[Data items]
•••••

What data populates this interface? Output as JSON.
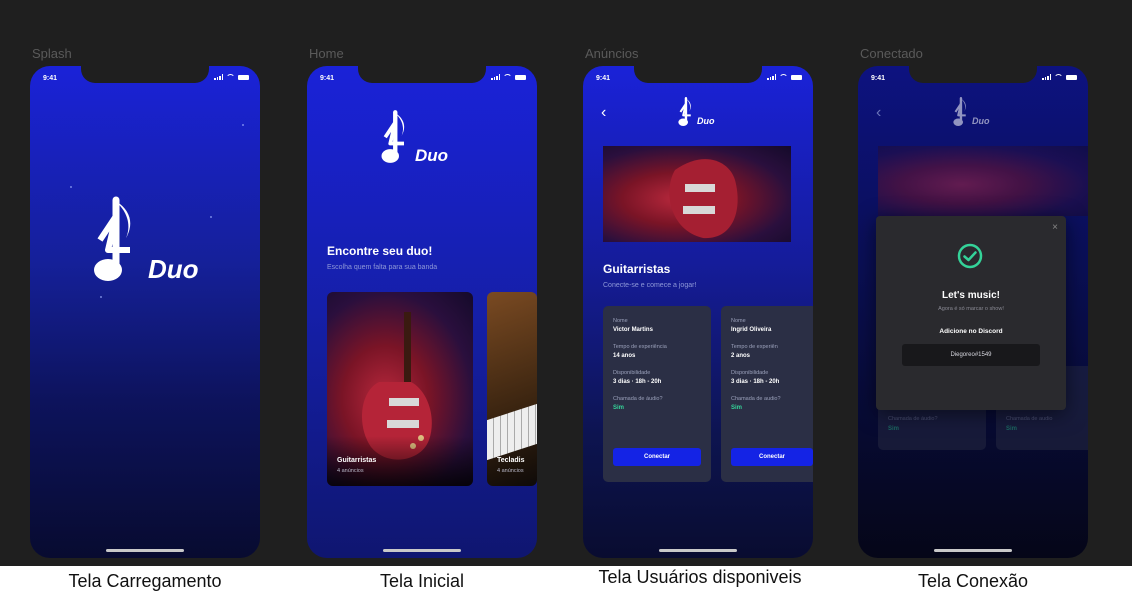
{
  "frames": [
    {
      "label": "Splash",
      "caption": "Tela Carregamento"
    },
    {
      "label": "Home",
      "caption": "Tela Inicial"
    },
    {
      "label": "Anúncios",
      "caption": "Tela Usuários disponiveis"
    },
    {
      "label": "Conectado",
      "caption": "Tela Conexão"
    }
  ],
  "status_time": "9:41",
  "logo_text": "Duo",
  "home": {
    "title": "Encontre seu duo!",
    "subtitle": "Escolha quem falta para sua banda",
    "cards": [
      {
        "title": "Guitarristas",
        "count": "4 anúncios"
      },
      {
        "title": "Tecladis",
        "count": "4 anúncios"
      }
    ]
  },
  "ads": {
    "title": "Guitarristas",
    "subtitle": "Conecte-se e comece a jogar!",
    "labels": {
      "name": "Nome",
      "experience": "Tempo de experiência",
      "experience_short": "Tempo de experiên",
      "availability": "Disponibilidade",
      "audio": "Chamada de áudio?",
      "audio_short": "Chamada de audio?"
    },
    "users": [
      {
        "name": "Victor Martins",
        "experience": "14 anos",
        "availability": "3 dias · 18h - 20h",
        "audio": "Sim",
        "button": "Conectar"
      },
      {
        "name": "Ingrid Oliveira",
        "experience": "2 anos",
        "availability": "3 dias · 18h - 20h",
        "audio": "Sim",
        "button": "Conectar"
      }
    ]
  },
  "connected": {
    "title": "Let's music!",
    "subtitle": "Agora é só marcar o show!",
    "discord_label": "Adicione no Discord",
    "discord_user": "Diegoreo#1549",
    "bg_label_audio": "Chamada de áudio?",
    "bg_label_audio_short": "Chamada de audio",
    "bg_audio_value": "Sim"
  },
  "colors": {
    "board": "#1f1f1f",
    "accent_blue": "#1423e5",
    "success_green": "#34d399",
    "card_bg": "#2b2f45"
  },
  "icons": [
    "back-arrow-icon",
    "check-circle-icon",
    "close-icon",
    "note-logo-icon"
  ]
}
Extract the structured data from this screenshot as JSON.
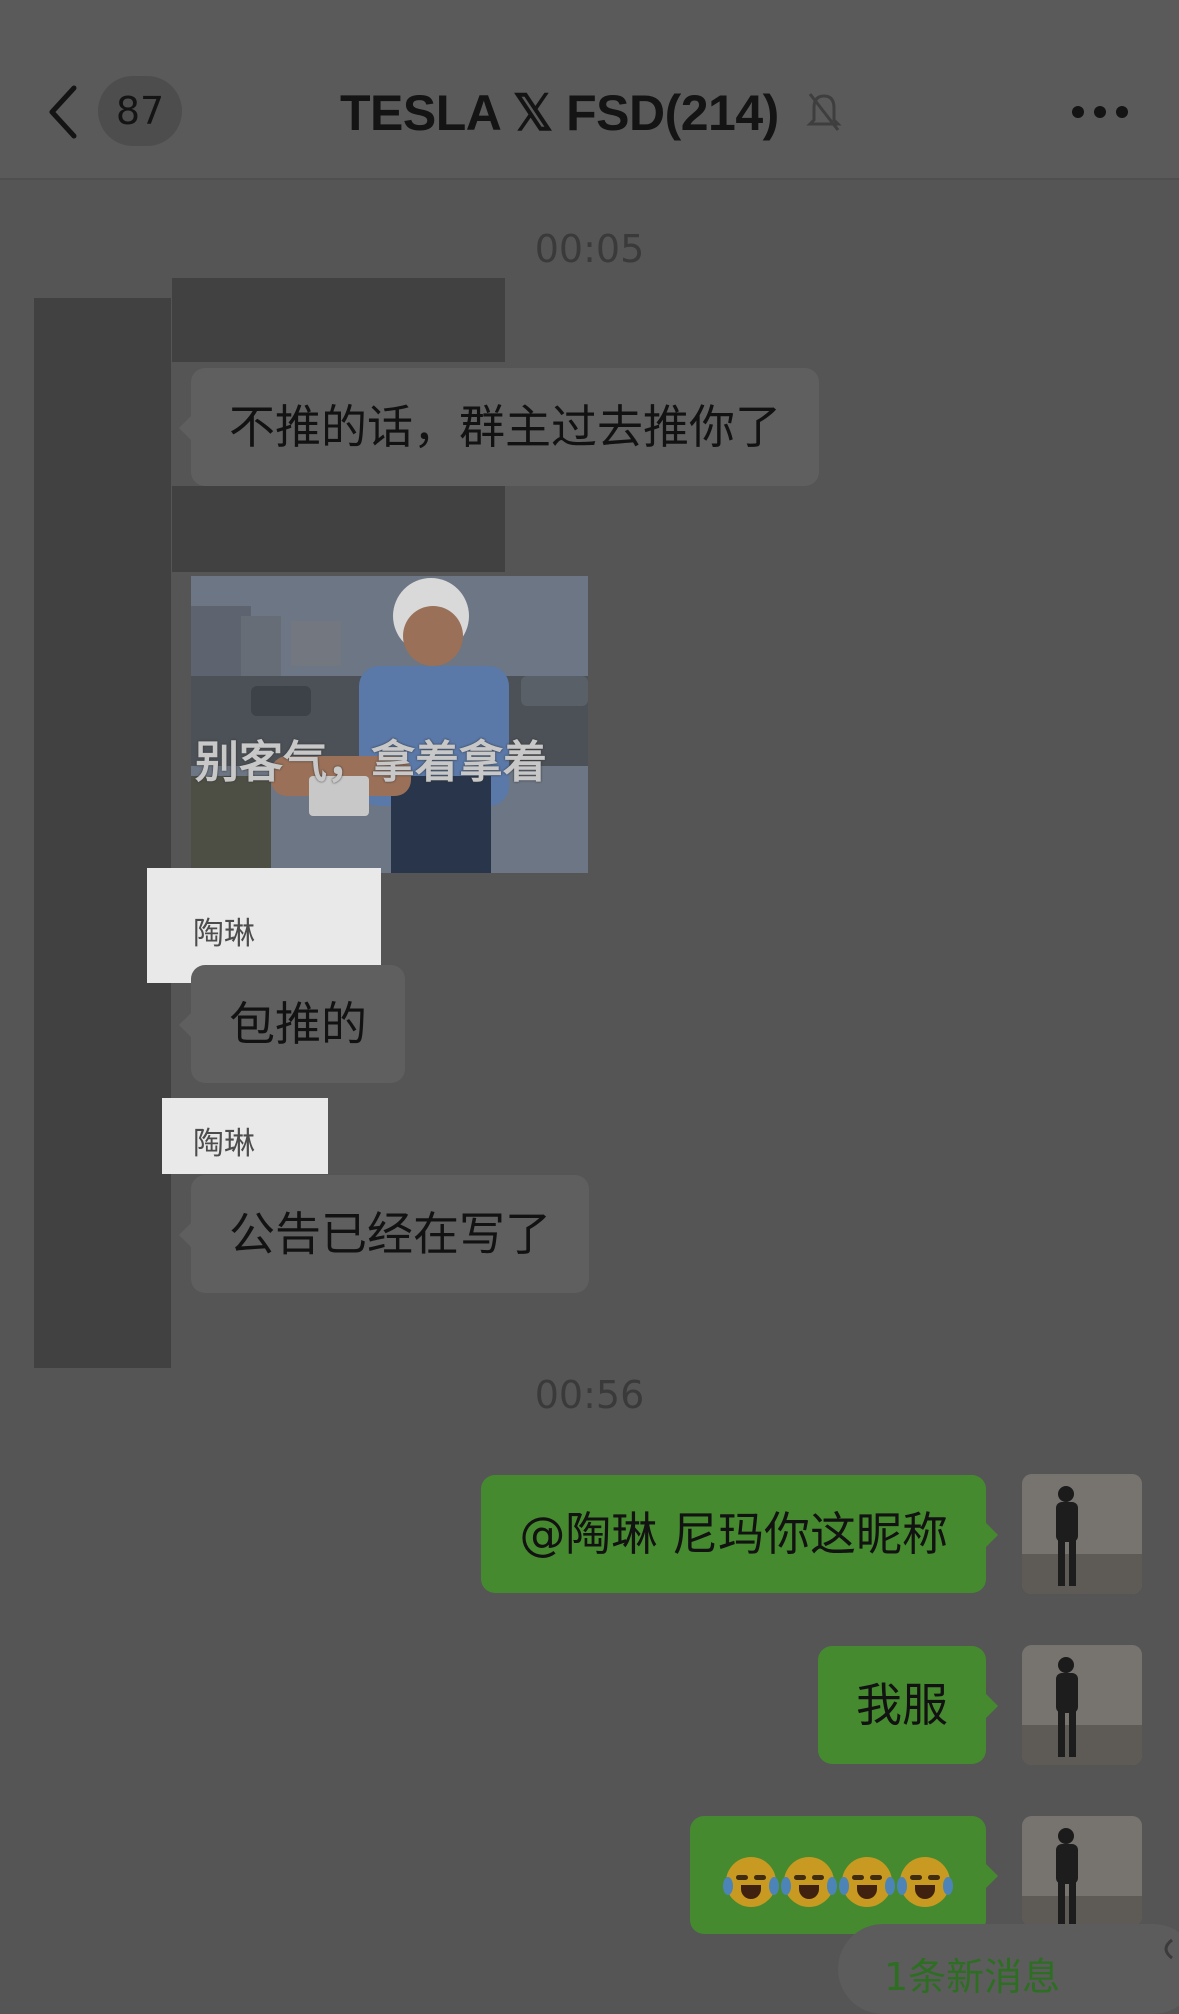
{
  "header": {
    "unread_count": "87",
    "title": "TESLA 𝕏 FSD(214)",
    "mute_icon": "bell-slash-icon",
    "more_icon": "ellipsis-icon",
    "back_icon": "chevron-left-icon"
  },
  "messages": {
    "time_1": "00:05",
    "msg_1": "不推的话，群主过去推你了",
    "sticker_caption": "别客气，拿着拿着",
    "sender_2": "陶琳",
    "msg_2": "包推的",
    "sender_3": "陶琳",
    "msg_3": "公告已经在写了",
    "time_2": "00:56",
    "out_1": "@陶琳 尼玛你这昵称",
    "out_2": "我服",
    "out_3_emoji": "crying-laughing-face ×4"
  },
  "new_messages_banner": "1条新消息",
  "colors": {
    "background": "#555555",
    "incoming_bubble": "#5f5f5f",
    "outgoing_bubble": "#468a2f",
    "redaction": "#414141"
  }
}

•••••

Your task: Do not include pictures. Copy only the lines running from the line with "Extract the structured" through the last line of the records, exactly as they appear.

Result:
Extract the structured data from this screenshot as JSON.
{
  "header": {
    "unread_count": "87",
    "title": "TESLA 𝕏 FSD(214)",
    "mute_icon": "bell-slash-icon",
    "more_icon": "ellipsis-icon",
    "back_icon": "chevron-left-icon"
  },
  "messages": {
    "time_1": "00:05",
    "msg_1": "不推的话，群主过去推你了",
    "sticker_caption": "别客气，拿着拿着",
    "sender_2": "陶琳",
    "msg_2": "包推的",
    "sender_3": "陶琳",
    "msg_3": "公告已经在写了",
    "time_2": "00:56",
    "out_1": "@陶琳 尼玛你这昵称",
    "out_2": "我服",
    "out_3_emoji": "crying-laughing-face ×4"
  },
  "new_messages_banner": "1条新消息",
  "colors": {
    "background": "#555555",
    "incoming_bubble": "#5f5f5f",
    "outgoing_bubble": "#468a2f",
    "redaction": "#414141"
  }
}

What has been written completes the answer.